<<<<
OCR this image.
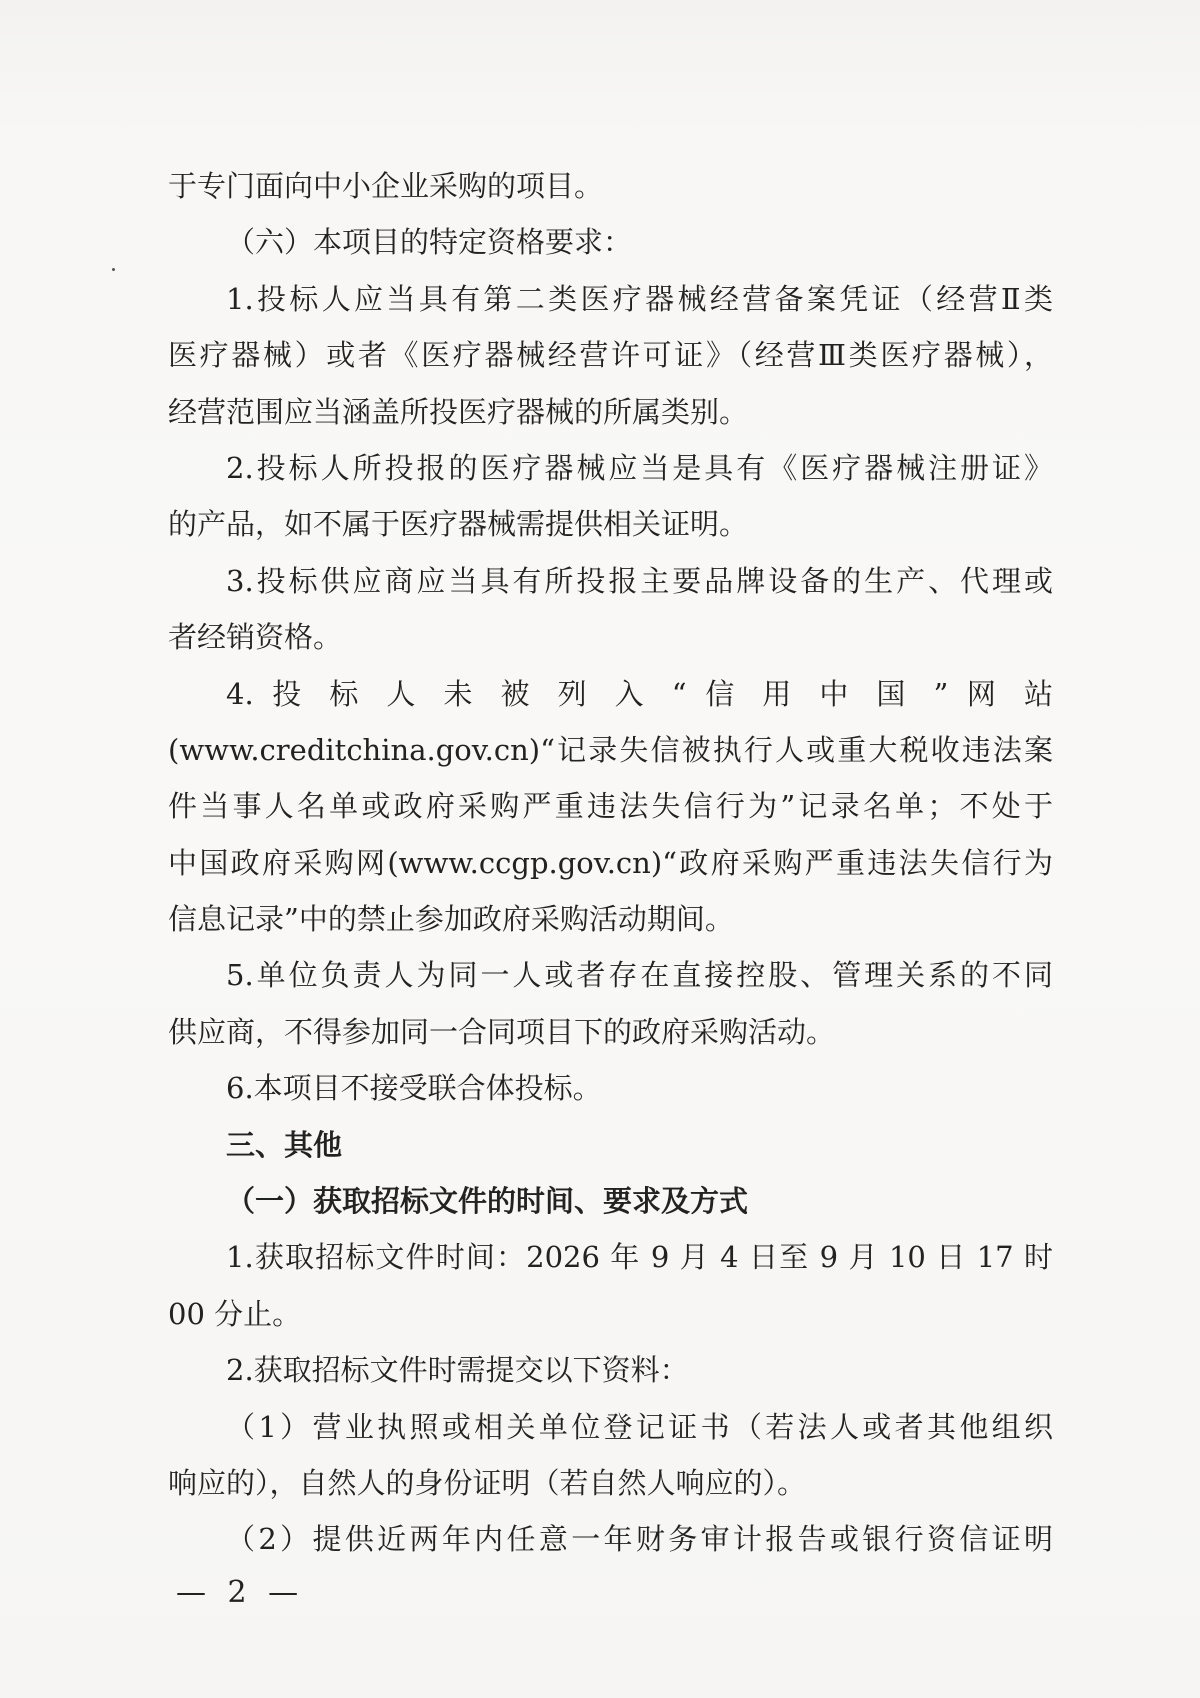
于专门面向中小企业采购的项目。
（六）本项目的特定资格要求：
1.投标人应当具有第二类医疗器械经营备案凭证（经营Ⅱ类
医疗器械）或者《医疗器械经营许可证》（经营Ⅲ类医疗器械），
经营范围应当涵盖所投医疗器械的所属类别。
2.投标人所投报的医疗器械应当是具有《医疗器械注册证》
的产品，如不属于医疗器械需提供相关证明。
3.投标供应商应当具有所投报主要品牌设备的生产、代理或
者经销资格。
4. 投 标 人 未 被 列 入 “ 信 用 中 国 ” 网 站
(www.creditchina.gov.cn)“记录失信被执行人或重大税收违法案
件当事人名单或政府采购严重违法失信行为”记录名单；不处于
中国政府采购网(www.ccgp.gov.cn)“政府采购严重违法失信行为
信息记录”中的禁止参加政府采购活动期间。
5.单位负责人为同一人或者存在直接控股、管理关系的不同
供应商，不得参加同一合同项目下的政府采购活动。
6.本项目不接受联合体投标。
三、其他
（一）获取招标文件的时间、要求及方式
1.获取招标文件时间：2026 年 9 月 4 日至 9 月 10 日 17 时
00 分止。
2.获取招标文件时需提交以下资料：
（1）营业执照或相关单位登记证书（若法人或者其他组织
响应的），自然人的身份证明（若自然人响应的）。
（2）提供近两年内任意一年财务审计报告或银行资信证明
— 2 —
>>>>
### [Task goal]
Repeat each entry exactly as it appears; skip any picture.

### [Final result]
OCR this image.
于专门面向中小企业采购的项目。
（六）本项目的特定资格要求：
1.投标人应当具有第二类医疗器械经营备案凭证（经营Ⅱ类
医疗器械）或者《医疗器械经营许可证》（经营Ⅲ类医疗器械），
经营范围应当涵盖所投医疗器械的所属类别。
2.投标人所投报的医疗器械应当是具有《医疗器械注册证》
的产品，如不属于医疗器械需提供相关证明。
3.投标供应商应当具有所投报主要品牌设备的生产、代理或
者经销资格。
4. 投 标 人 未 被 列 入 “ 信 用 中 国 ” 网 站
(www.creditchina.gov.cn)“记录失信被执行人或重大税收违法案
件当事人名单或政府采购严重违法失信行为”记录名单；不处于
中国政府采购网(www.ccgp.gov.cn)“政府采购严重违法失信行为
信息记录”中的禁止参加政府采购活动期间。
5.单位负责人为同一人或者存在直接控股、管理关系的不同
供应商，不得参加同一合同项目下的政府采购活动。
6.本项目不接受联合体投标。
三、其他
（一）获取招标文件的时间、要求及方式
1.获取招标文件时间：2026 年 9 月 4 日至 9 月 10 日 17 时
00 分止。
2.获取招标文件时需提交以下资料：
（1）营业执照或相关单位登记证书（若法人或者其他组织
响应的），自然人的身份证明（若自然人响应的）。
（2）提供近两年内任意一年财务审计报告或银行资信证明
— 2 —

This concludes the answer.